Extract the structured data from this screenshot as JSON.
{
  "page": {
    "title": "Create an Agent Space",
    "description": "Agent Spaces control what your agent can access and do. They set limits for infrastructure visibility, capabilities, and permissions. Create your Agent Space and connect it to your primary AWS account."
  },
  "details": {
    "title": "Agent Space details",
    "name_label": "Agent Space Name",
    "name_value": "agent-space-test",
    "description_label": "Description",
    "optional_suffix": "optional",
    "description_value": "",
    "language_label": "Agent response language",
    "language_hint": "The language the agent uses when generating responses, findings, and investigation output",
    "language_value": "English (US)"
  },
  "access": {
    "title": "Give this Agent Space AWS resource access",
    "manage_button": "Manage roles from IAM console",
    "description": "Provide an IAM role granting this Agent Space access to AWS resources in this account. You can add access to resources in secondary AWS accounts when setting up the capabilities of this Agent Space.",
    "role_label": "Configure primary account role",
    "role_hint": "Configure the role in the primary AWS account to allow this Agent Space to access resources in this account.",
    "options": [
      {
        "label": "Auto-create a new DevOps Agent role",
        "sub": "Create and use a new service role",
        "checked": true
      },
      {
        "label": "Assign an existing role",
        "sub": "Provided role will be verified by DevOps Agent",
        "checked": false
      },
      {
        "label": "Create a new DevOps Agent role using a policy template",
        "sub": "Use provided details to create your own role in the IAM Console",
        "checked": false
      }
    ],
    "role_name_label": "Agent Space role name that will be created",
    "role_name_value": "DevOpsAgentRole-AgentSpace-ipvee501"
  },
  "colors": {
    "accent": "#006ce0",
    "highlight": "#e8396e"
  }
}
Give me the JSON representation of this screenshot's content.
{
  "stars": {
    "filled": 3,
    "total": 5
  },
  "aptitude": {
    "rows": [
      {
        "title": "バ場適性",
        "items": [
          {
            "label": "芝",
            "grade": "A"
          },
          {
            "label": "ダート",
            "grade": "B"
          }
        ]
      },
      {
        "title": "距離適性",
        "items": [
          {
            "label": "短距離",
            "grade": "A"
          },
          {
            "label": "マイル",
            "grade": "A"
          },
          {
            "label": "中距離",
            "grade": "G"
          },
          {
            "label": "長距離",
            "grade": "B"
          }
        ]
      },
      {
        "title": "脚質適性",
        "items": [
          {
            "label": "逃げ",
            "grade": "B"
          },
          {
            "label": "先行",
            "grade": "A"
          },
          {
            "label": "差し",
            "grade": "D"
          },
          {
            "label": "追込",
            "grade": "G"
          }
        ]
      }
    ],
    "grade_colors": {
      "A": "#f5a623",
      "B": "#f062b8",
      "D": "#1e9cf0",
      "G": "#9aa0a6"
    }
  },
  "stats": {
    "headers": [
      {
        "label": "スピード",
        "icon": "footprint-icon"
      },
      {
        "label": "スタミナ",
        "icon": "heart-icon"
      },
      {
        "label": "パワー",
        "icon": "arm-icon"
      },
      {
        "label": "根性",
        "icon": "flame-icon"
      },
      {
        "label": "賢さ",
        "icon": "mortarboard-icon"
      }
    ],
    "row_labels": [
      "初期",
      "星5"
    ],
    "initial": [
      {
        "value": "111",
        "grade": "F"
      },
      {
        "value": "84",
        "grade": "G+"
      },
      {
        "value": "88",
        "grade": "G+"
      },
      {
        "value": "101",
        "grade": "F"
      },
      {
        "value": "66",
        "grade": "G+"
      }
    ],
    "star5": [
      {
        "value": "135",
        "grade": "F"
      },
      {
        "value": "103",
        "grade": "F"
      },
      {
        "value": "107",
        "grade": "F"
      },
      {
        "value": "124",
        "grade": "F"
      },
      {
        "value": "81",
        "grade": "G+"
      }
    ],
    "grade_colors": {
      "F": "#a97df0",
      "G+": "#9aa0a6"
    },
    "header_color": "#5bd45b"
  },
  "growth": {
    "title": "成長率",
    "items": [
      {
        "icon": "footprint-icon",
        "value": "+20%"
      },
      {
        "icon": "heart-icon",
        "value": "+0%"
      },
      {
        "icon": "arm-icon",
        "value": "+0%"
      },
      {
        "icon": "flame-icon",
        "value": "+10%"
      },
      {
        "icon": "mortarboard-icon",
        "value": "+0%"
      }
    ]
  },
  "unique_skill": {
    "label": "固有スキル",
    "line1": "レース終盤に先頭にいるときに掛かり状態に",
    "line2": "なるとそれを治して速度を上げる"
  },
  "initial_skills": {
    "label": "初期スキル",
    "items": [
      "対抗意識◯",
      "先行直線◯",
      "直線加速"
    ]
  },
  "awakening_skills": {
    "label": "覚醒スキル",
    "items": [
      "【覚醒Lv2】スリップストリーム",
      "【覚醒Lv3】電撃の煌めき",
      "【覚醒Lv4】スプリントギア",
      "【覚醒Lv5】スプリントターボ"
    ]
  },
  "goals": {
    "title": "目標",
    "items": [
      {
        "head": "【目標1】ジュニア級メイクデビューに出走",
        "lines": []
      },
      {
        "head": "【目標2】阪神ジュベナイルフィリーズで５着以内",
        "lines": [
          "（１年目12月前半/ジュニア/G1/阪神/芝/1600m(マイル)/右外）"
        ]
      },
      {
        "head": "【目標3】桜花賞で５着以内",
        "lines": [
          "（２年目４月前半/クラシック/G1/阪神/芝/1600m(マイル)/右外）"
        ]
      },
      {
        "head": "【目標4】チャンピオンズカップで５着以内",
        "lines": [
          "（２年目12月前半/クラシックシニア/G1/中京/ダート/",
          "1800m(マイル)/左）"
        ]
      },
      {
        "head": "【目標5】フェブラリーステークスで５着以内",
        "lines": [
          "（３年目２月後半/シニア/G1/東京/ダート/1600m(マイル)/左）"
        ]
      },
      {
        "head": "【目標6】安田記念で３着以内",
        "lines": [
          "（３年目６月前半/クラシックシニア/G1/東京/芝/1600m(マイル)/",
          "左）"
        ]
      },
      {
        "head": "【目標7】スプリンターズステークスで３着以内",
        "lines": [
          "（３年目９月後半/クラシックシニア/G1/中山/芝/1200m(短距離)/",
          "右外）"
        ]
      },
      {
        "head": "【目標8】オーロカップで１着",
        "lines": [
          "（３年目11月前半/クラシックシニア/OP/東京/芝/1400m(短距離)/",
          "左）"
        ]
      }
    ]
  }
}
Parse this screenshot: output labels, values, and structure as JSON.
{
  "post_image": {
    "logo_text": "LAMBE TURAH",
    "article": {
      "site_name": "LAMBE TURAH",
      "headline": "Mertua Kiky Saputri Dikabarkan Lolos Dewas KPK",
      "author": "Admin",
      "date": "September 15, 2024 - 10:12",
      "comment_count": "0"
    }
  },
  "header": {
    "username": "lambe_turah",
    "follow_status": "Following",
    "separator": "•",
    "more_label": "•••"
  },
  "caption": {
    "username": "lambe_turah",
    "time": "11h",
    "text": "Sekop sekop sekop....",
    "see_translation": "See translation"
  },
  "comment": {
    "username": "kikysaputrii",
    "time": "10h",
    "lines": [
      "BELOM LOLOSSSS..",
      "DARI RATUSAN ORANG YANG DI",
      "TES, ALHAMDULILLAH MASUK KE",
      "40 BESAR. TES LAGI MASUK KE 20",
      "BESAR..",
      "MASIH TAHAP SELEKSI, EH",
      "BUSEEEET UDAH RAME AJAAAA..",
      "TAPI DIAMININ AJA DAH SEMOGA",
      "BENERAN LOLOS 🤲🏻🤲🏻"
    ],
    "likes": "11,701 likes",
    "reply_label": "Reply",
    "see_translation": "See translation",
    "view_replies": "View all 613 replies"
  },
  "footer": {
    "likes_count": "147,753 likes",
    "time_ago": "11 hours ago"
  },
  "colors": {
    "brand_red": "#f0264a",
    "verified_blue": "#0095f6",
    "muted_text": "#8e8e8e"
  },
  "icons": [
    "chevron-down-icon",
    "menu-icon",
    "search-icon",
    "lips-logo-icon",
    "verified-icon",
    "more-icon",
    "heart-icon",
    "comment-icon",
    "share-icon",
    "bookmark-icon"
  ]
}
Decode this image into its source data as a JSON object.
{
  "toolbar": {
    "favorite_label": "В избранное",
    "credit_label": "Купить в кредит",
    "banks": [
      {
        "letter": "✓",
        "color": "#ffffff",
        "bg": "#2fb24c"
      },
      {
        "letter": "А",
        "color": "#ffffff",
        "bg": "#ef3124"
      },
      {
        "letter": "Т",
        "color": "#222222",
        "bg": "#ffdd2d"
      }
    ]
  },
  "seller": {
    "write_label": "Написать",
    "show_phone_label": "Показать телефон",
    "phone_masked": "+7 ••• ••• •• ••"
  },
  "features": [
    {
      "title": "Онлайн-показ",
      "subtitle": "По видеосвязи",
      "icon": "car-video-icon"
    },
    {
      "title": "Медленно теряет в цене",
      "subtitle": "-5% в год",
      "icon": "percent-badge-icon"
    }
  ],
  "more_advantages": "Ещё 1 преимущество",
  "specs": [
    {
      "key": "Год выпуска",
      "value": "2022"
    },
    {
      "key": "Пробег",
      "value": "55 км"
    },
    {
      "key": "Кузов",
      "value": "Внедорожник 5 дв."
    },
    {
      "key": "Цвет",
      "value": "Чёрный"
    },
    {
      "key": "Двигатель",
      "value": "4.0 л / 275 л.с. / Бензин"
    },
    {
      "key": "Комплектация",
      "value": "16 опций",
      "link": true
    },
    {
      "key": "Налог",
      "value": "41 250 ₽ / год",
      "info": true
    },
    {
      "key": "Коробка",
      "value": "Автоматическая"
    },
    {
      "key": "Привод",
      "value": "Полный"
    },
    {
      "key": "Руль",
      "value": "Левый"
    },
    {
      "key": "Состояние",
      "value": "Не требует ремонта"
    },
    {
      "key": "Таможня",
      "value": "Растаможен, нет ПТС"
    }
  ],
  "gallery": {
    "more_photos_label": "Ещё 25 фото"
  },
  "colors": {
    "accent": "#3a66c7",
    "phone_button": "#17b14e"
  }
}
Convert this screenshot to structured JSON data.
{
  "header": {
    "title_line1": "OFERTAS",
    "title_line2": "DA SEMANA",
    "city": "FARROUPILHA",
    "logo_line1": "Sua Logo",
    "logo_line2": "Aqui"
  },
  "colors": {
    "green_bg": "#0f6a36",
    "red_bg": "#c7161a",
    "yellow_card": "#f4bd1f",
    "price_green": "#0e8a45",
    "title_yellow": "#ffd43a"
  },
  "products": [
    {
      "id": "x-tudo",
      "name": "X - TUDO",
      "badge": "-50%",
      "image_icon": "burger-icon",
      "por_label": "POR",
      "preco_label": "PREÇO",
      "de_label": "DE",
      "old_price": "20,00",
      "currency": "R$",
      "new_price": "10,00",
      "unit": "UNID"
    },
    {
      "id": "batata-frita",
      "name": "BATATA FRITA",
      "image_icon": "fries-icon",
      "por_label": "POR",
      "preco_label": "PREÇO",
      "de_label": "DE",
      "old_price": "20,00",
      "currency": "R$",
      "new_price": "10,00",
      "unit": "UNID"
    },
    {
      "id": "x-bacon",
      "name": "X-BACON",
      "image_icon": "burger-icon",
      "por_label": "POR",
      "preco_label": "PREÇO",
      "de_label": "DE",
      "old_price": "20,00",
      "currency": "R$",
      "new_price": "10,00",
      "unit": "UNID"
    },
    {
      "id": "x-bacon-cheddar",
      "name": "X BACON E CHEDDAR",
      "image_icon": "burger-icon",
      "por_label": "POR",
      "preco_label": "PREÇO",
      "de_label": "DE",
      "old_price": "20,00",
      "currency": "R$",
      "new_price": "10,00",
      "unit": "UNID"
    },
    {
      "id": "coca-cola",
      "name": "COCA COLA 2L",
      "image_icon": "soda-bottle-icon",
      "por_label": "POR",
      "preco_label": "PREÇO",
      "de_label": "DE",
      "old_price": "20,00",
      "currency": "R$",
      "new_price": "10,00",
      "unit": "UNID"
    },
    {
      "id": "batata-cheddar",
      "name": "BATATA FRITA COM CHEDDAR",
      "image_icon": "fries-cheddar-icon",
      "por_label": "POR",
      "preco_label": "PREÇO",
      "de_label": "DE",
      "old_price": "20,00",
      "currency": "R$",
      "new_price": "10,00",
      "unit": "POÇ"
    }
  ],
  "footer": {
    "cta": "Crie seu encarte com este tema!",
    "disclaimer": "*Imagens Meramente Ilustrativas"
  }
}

> **JOB**
Only a number is wanted here: how many lines in the data above include the string "Give"?

> **RESPONSE TO THE TASK**
2